* _EXERCISE DIRECTIONS_
For the copy, please give all of the data again exactly and leave the pictures out.

(Source data)

━━━━━━

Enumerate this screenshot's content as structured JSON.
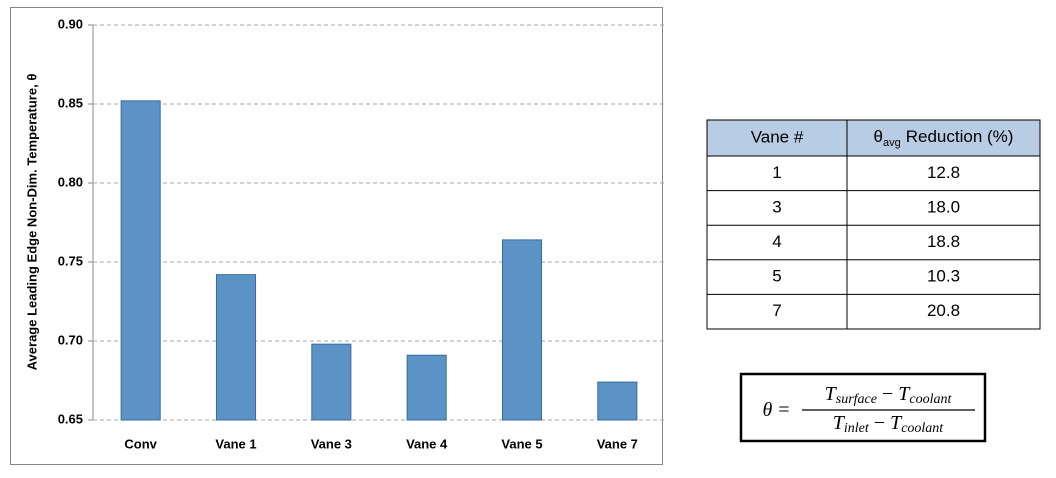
{
  "chart_data": {
    "type": "bar",
    "ylabel": "Average Leading Edge Non-Dim. Temperature, θ",
    "categories": [
      "Conv",
      "Vane 1",
      "Vane 3",
      "Vane 4",
      "Vane 5",
      "Vane 7"
    ],
    "values": [
      0.852,
      0.742,
      0.698,
      0.691,
      0.764,
      0.674
    ],
    "color": "#5b93c7",
    "ylim": [
      0.65,
      0.9
    ],
    "yticks": [
      0.65,
      {
        "value": 0.7,
        "label": "0.70"
      },
      0.75,
      {
        "value": 0.8,
        "label": "0.80"
      },
      0.85,
      {
        "value": 0.9,
        "label": "0.90"
      }
    ],
    "grid": true
  },
  "table": {
    "header": {
      "vane": "Vane #",
      "symbol": "θ",
      "subscript": "avg",
      "text": "Reduction (%)"
    },
    "rows": [
      [
        "1",
        "12.8"
      ],
      [
        "3",
        "18.0"
      ],
      [
        "4",
        "18.8"
      ],
      [
        "5",
        "10.3"
      ],
      [
        "7",
        "20.8"
      ]
    ]
  },
  "formula": {
    "lhs": "θ",
    "eq": "=",
    "numerator": {
      "t1": "T",
      "s1": "surface",
      "op": "−",
      "t2": "T",
      "s2": "coolant"
    },
    "denominator": {
      "t1": "T",
      "s1": "inlet",
      "op": "−",
      "t2": "T",
      "s2": "coolant"
    }
  }
}
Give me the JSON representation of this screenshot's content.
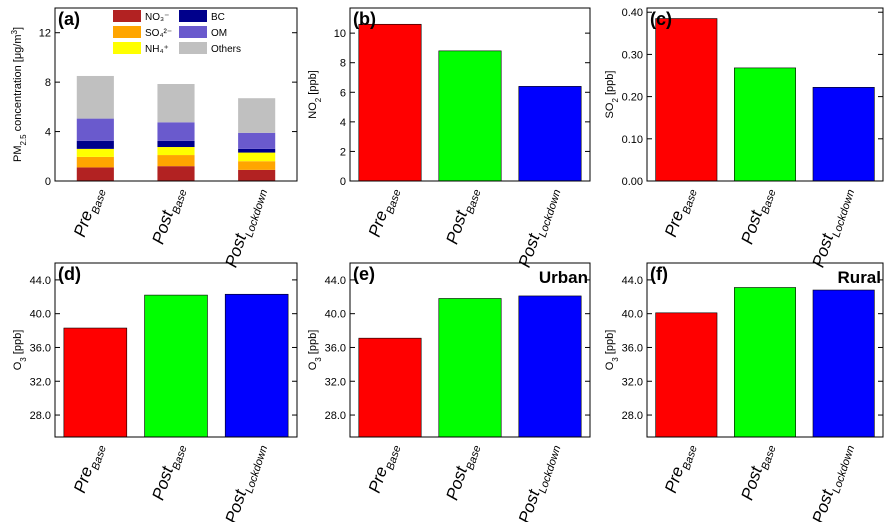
{
  "chart_data": [
    {
      "type": "stacked_bar",
      "annotation": "(a)",
      "ylabel": [
        {
          "text": "PM"
        },
        {
          "text": "2.5",
          "shift": "sub"
        },
        {
          "text": " concentration [μg/m"
        },
        {
          "text": "3",
          "shift": "super"
        },
        {
          "text": "]"
        }
      ],
      "categories": [
        "Pre",
        "Post",
        "Post"
      ],
      "category_subscripts": [
        "Base",
        "Base",
        "Lockdown"
      ],
      "series": [
        {
          "name": "NO₃⁻",
          "color": "#b22222",
          "values": [
            1.1,
            1.2,
            0.9
          ]
        },
        {
          "name": "SO₄²⁻",
          "color": "#ffa500",
          "values": [
            0.85,
            0.9,
            0.7
          ]
        },
        {
          "name": "NH₄⁺",
          "color": "#ffff00",
          "values": [
            0.65,
            0.65,
            0.7
          ]
        },
        {
          "name": "BC",
          "color": "#00008b",
          "values": [
            0.65,
            0.5,
            0.3
          ]
        },
        {
          "name": "OM",
          "color": "#6a5acd",
          "values": [
            1.8,
            1.5,
            1.3
          ]
        },
        {
          "name": "Others",
          "color": "#c0c0c0",
          "values": [
            3.45,
            3.1,
            2.8
          ]
        }
      ],
      "ylim": [
        0,
        14
      ],
      "yticks": [
        0,
        4,
        8,
        12
      ]
    },
    {
      "type": "bar",
      "annotation": "(b)",
      "ylabel": [
        {
          "text": "NO"
        },
        {
          "text": "2",
          "shift": "sub"
        },
        {
          "text": " [ppb]"
        }
      ],
      "categories": [
        "Pre",
        "Post",
        "Post"
      ],
      "category_subscripts": [
        "Base",
        "Base",
        "Lockdown"
      ],
      "values": [
        10.6,
        8.8,
        6.4
      ],
      "colors": [
        "#ff0000",
        "#00ff00",
        "#0000ff"
      ],
      "ylim": [
        0,
        11.7
      ],
      "yticks": [
        0,
        2,
        4,
        6,
        8,
        10
      ]
    },
    {
      "type": "bar",
      "annotation": "(c)",
      "ylabel": [
        {
          "text": "SO"
        },
        {
          "text": "2",
          "shift": "sub"
        },
        {
          "text": " [ppb]"
        }
      ],
      "categories": [
        "Pre",
        "Post",
        "Post"
      ],
      "category_subscripts": [
        "Base",
        "Base",
        "Lockdown"
      ],
      "values": [
        0.385,
        0.268,
        0.222
      ],
      "colors": [
        "#ff0000",
        "#00ff00",
        "#0000ff"
      ],
      "ylim": [
        0,
        0.41
      ],
      "yticks": [
        {
          "value": 0,
          "label": "0.00"
        },
        {
          "value": 0.1,
          "label": "0.10"
        },
        {
          "value": 0.2,
          "label": "0.20"
        },
        {
          "value": 0.3,
          "label": "0.30"
        },
        {
          "value": 0.4,
          "label": "0.40"
        }
      ]
    },
    {
      "type": "bar",
      "annotation": "(d)",
      "ylabel": [
        {
          "text": "O"
        },
        {
          "text": "3",
          "shift": "sub"
        },
        {
          "text": " [ppb]"
        }
      ],
      "categories": [
        "Pre",
        "Post",
        "Post"
      ],
      "category_subscripts": [
        "Base",
        "Base",
        "Lockdown"
      ],
      "values": [
        38.3,
        42.2,
        42.3
      ],
      "colors": [
        "#ff0000",
        "#00ff00",
        "#0000ff"
      ],
      "ylim": [
        25.4,
        46
      ],
      "yticks": [
        {
          "value": 28,
          "label": "28.0"
        },
        {
          "value": 32,
          "label": "32.0"
        },
        {
          "value": 36,
          "label": "36.0"
        },
        {
          "value": 40,
          "label": "40.0"
        },
        {
          "value": 44,
          "label": "44.0"
        }
      ]
    },
    {
      "type": "bar",
      "annotation": "(e)",
      "annotation_right": "Urban",
      "ylabel": [
        {
          "text": "O"
        },
        {
          "text": "3",
          "shift": "sub"
        },
        {
          "text": " [ppb]"
        }
      ],
      "categories": [
        "Pre",
        "Post",
        "Post"
      ],
      "category_subscripts": [
        "Base",
        "Base",
        "Lockdown"
      ],
      "values": [
        37.1,
        41.8,
        42.1
      ],
      "colors": [
        "#ff0000",
        "#00ff00",
        "#0000ff"
      ],
      "ylim": [
        25.4,
        46
      ],
      "yticks": [
        {
          "value": 28,
          "label": "28.0"
        },
        {
          "value": 32,
          "label": "32.0"
        },
        {
          "value": 36,
          "label": "36.0"
        },
        {
          "value": 40,
          "label": "40.0"
        },
        {
          "value": 44,
          "label": "44.0"
        }
      ]
    },
    {
      "type": "bar",
      "annotation": "(f)",
      "annotation_right": "Rural",
      "ylabel": [
        {
          "text": "O"
        },
        {
          "text": "3",
          "shift": "sub"
        },
        {
          "text": " [ppb]"
        }
      ],
      "categories": [
        "Pre",
        "Post",
        "Post"
      ],
      "category_subscripts": [
        "Base",
        "Base",
        "Lockdown"
      ],
      "values": [
        40.1,
        43.1,
        42.8
      ],
      "colors": [
        "#ff0000",
        "#00ff00",
        "#0000ff"
      ],
      "ylim": [
        25.4,
        46
      ],
      "yticks": [
        {
          "value": 28,
          "label": "28.0"
        },
        {
          "value": 32,
          "label": "32.0"
        },
        {
          "value": 36,
          "label": "36.0"
        },
        {
          "value": 40,
          "label": "40.0"
        },
        {
          "value": 44,
          "label": "44.0"
        }
      ]
    }
  ]
}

━━━━━━

* _FULL OUTPUT_
Enumerate this screenshot's content as structured JSON.
{
  "chart_data": {
    "type": "bar",
    "ylabel": "Average Leading Edge Non-Dim. Temperature, θ",
    "categories": [
      "Conv",
      "Vane 1",
      "Vane 3",
      "Vane 4",
      "Vane 5",
      "Vane 7"
    ],
    "values": [
      0.852,
      0.742,
      0.698,
      0.691,
      0.764,
      0.674
    ],
    "color": "#5b93c7",
    "ylim": [
      0.65,
      0.9
    ],
    "yticks": [
      0.65,
      {
        "value": 0.7,
        "label": "0.70"
      },
      0.75,
      {
        "value": 0.8,
        "label": "0.80"
      },
      0.85,
      {
        "value": 0.9,
        "label": "0.90"
      }
    ],
    "grid": true
  },
  "table": {
    "header": {
      "vane": "Vane #",
      "symbol": "θ",
      "subscript": "avg",
      "text": "Reduction (%)"
    },
    "rows": [
      [
        "1",
        "12.8"
      ],
      [
        "3",
        "18.0"
      ],
      [
        "4",
        "18.8"
      ],
      [
        "5",
        "10.3"
      ],
      [
        "7",
        "20.8"
      ]
    ]
  },
  "formula": {
    "lhs": "θ",
    "eq": "=",
    "numerator": {
      "t1": "T",
      "s1": "surface",
      "op": "−",
      "t2": "T",
      "s2": "coolant"
    },
    "denominator": {
      "t1": "T",
      "s1": "inlet",
      "op": "−",
      "t2": "T",
      "s2": "coolant"
    }
  }
}
Give me the JSON representation of this screenshot's content.
{
  "chart_data": [
    {
      "type": "stacked_bar",
      "annotation": "(a)",
      "ylabel": [
        {
          "text": "PM"
        },
        {
          "text": "2.5",
          "shift": "sub"
        },
        {
          "text": " concentration [μg/m"
        },
        {
          "text": "3",
          "shift": "super"
        },
        {
          "text": "]"
        }
      ],
      "categories": [
        "Pre",
        "Post",
        "Post"
      ],
      "category_subscripts": [
        "Base",
        "Base",
        "Lockdown"
      ],
      "series": [
        {
          "name": "NO₃⁻",
          "color": "#b22222",
          "values": [
            1.1,
            1.2,
            0.9
          ]
        },
        {
          "name": "SO₄²⁻",
          "color": "#ffa500",
          "values": [
            0.85,
            0.9,
            0.7
          ]
        },
        {
          "name": "NH₄⁺",
          "color": "#ffff00",
          "values": [
            0.65,
            0.65,
            0.7
          ]
        },
        {
          "name": "BC",
          "color": "#00008b",
          "values": [
            0.65,
            0.5,
            0.3
          ]
        },
        {
          "name": "OM",
          "color": "#6a5acd",
          "values": [
            1.8,
            1.5,
            1.3
          ]
        },
        {
          "name": "Others",
          "color": "#c0c0c0",
          "values": [
            3.45,
            3.1,
            2.8
          ]
        }
      ],
      "ylim": [
        0,
        14
      ],
      "yticks": [
        0,
        4,
        8,
        12
      ]
    },
    {
      "type": "bar",
      "annotation": "(b)",
      "ylabel": [
        {
          "text": "NO"
        },
        {
          "text": "2",
          "shift": "sub"
        },
        {
          "text": " [ppb]"
        }
      ],
      "categories": [
        "Pre",
        "Post",
        "Post"
      ],
      "category_subscripts": [
        "Base",
        "Base",
        "Lockdown"
      ],
      "values": [
        10.6,
        8.8,
        6.4
      ],
      "colors": [
        "#ff0000",
        "#00ff00",
        "#0000ff"
      ],
      "ylim": [
        0,
        11.7
      ],
      "yticks": [
        0,
        2,
        4,
        6,
        8,
        10
      ]
    },
    {
      "type": "bar",
      "annotation": "(c)",
      "ylabel": [
        {
          "text": "SO"
        },
        {
          "text": "2",
          "shift": "sub"
        },
        {
          "text": " [ppb]"
        }
      ],
      "categories": [
        "Pre",
        "Post",
        "Post"
      ],
      "category_subscripts": [
        "Base",
        "Base",
        "Lockdown"
      ],
      "values": [
        0.385,
        0.268,
        0.222
      ],
      "colors": [
        "#ff0000",
        "#00ff00",
        "#0000ff"
      ],
      "ylim": [
        0,
        0.41
      ],
      "yticks": [
        {
          "value": 0,
          "label": "0.00"
        },
        {
          "value": 0.1,
          "label": "0.10"
        },
        {
          "value": 0.2,
          "label": "0.20"
        },
        {
          "value": 0.3,
          "label": "0.30"
        },
        {
          "value": 0.4,
          "label": "0.40"
        }
      ]
    },
    {
      "type": "bar",
      "annotation": "(d)",
      "ylabel": [
        {
          "text": "O"
        },
        {
          "text": "3",
          "shift": "sub"
        },
        {
          "text": " [ppb]"
        }
      ],
      "categories": [
        "Pre",
        "Post",
        "Post"
      ],
      "category_subscripts": [
        "Base",
        "Base",
        "Lockdown"
      ],
      "values": [
        38.3,
        42.2,
        42.3
      ],
      "colors": [
        "#ff0000",
        "#00ff00",
        "#0000ff"
      ],
      "ylim": [
        25.4,
        46
      ],
      "yticks": [
        {
          "value": 28,
          "label": "28.0"
        },
        {
          "value": 32,
          "label": "32.0"
        },
        {
          "value": 36,
          "label": "36.0"
        },
        {
          "value": 40,
          "label": "40.0"
        },
        {
          "value": 44,
          "label": "44.0"
        }
      ]
    },
    {
      "type": "bar",
      "annotation": "(e)",
      "annotation_right": "Urban",
      "ylabel": [
        {
          "text": "O"
        },
        {
          "text": "3",
          "shift": "sub"
        },
        {
          "text": " [ppb]"
        }
      ],
      "categories": [
        "Pre",
        "Post",
        "Post"
      ],
      "category_subscripts": [
        "Base",
        "Base",
        "Lockdown"
      ],
      "values": [
        37.1,
        41.8,
        42.1
      ],
      "colors": [
        "#ff0000",
        "#00ff00",
        "#0000ff"
      ],
      "ylim": [
        25.4,
        46
      ],
      "yticks": [
        {
          "value": 28,
          "label": "28.0"
        },
        {
          "value": 32,
          "label": "32.0"
        },
        {
          "value": 36,
          "label": "36.0"
        },
        {
          "value": 40,
          "label": "40.0"
        },
        {
          "value": 44,
          "label": "44.0"
        }
      ]
    },
    {
      "type": "bar",
      "annotation": "(f)",
      "annotation_right": "Rural",
      "ylabel": [
        {
          "text": "O"
        },
        {
          "text": "3",
          "shift": "sub"
        },
        {
          "text": " [ppb]"
        }
      ],
      "categories": [
        "Pre",
        "Post",
        "Post"
      ],
      "category_subscripts": [
        "Base",
        "Base",
        "Lockdown"
      ],
      "values": [
        40.1,
        43.1,
        42.8
      ],
      "colors": [
        "#ff0000",
        "#00ff00",
        "#0000ff"
      ],
      "ylim": [
        25.4,
        46
      ],
      "yticks": [
        {
          "value": 28,
          "label": "28.0"
        },
        {
          "value": 32,
          "label": "32.0"
        },
        {
          "value": 36,
          "label": "36.0"
        },
        {
          "value": 40,
          "label": "40.0"
        },
        {
          "value": 44,
          "label": "44.0"
        }
      ]
    }
  ]
}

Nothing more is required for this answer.